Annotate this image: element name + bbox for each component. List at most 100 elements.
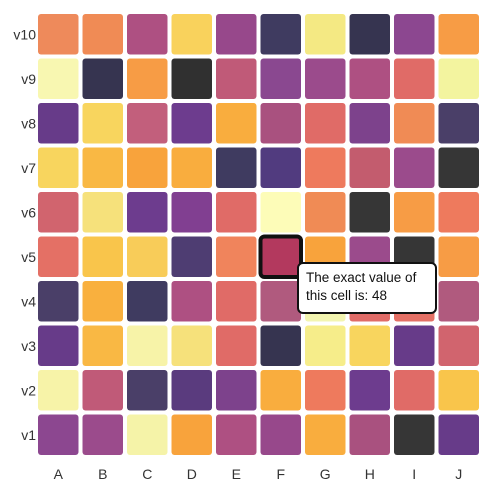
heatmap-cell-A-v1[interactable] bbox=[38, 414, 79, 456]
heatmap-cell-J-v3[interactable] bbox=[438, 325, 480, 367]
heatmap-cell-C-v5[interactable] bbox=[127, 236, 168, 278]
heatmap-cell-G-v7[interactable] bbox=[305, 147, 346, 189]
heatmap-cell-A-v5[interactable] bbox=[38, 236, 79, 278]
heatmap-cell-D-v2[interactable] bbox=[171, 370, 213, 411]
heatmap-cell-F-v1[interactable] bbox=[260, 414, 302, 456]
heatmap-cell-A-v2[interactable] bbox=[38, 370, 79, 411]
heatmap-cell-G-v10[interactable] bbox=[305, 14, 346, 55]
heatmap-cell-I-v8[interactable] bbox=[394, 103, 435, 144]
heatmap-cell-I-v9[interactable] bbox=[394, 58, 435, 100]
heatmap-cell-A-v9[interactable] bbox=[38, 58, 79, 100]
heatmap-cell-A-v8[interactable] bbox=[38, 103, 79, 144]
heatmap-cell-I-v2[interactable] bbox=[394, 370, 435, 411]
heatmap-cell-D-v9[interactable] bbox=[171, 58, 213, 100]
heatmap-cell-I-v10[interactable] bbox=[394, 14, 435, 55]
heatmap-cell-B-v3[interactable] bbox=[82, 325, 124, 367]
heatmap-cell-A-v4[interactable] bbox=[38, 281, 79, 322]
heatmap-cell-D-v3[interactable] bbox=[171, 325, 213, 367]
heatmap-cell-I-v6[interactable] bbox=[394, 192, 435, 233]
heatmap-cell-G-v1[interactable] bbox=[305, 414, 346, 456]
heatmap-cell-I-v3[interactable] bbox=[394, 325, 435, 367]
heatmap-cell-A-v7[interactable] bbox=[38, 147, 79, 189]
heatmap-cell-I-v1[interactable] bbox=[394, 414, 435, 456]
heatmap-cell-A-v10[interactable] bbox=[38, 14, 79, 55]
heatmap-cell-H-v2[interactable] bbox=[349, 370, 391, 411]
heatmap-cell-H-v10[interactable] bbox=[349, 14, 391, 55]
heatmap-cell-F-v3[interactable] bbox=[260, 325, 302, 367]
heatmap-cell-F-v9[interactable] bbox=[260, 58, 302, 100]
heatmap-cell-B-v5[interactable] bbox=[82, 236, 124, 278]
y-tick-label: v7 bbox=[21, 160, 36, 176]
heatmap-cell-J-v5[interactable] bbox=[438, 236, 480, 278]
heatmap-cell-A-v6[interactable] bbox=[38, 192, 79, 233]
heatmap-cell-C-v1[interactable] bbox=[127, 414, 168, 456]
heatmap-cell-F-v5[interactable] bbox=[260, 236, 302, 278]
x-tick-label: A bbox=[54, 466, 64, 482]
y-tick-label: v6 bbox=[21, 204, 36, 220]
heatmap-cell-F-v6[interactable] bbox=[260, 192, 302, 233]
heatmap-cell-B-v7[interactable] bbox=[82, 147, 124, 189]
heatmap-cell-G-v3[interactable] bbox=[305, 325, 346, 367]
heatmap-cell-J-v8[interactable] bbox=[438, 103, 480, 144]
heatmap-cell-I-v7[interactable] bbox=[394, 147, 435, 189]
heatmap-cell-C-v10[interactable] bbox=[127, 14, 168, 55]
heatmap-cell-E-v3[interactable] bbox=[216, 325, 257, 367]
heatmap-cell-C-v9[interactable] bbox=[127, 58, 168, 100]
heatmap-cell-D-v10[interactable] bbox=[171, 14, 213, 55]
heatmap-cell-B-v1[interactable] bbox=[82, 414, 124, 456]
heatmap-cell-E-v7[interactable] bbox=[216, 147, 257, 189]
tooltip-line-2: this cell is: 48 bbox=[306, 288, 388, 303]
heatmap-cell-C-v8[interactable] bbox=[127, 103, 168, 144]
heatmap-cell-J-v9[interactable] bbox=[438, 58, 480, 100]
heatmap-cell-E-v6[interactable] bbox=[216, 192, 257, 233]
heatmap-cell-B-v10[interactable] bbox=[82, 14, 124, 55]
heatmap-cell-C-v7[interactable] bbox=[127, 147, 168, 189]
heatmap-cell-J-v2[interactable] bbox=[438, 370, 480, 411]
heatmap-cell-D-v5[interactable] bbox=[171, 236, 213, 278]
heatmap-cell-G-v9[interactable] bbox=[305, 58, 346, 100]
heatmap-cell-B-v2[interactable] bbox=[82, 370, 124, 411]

→ **Work to be completed**
Rewrite the lines from the one containing "heatmap-cell-A-v1[interactable] bbox=[38, 414, 79, 456]" through the one containing "heatmap-cell-H-v2[interactable] bbox=[349, 370, 391, 411]", swapping "interactable" for "clickable" and leaving everything else as it is; return only those lines.

→ **Finished answer**
heatmap-cell-A-v1[clickable] bbox=[38, 414, 79, 456]
heatmap-cell-J-v3[clickable] bbox=[438, 325, 480, 367]
heatmap-cell-C-v5[clickable] bbox=[127, 236, 168, 278]
heatmap-cell-G-v7[clickable] bbox=[305, 147, 346, 189]
heatmap-cell-A-v5[clickable] bbox=[38, 236, 79, 278]
heatmap-cell-D-v2[clickable] bbox=[171, 370, 213, 411]
heatmap-cell-F-v1[clickable] bbox=[260, 414, 302, 456]
heatmap-cell-A-v2[clickable] bbox=[38, 370, 79, 411]
heatmap-cell-G-v10[clickable] bbox=[305, 14, 346, 55]
heatmap-cell-I-v8[clickable] bbox=[394, 103, 435, 144]
heatmap-cell-I-v9[clickable] bbox=[394, 58, 435, 100]
heatmap-cell-A-v9[clickable] bbox=[38, 58, 79, 100]
heatmap-cell-A-v8[clickable] bbox=[38, 103, 79, 144]
heatmap-cell-I-v2[clickable] bbox=[394, 370, 435, 411]
heatmap-cell-D-v9[clickable] bbox=[171, 58, 213, 100]
heatmap-cell-I-v10[clickable] bbox=[394, 14, 435, 55]
heatmap-cell-B-v3[clickable] bbox=[82, 325, 124, 367]
heatmap-cell-A-v4[clickable] bbox=[38, 281, 79, 322]
heatmap-cell-D-v3[clickable] bbox=[171, 325, 213, 367]
heatmap-cell-I-v6[clickable] bbox=[394, 192, 435, 233]
heatmap-cell-G-v1[clickable] bbox=[305, 414, 346, 456]
heatmap-cell-I-v3[clickable] bbox=[394, 325, 435, 367]
heatmap-cell-A-v7[clickable] bbox=[38, 147, 79, 189]
heatmap-cell-I-v1[clickable] bbox=[394, 414, 435, 456]
heatmap-cell-A-v10[clickable] bbox=[38, 14, 79, 55]
heatmap-cell-H-v2[clickable] bbox=[349, 370, 391, 411]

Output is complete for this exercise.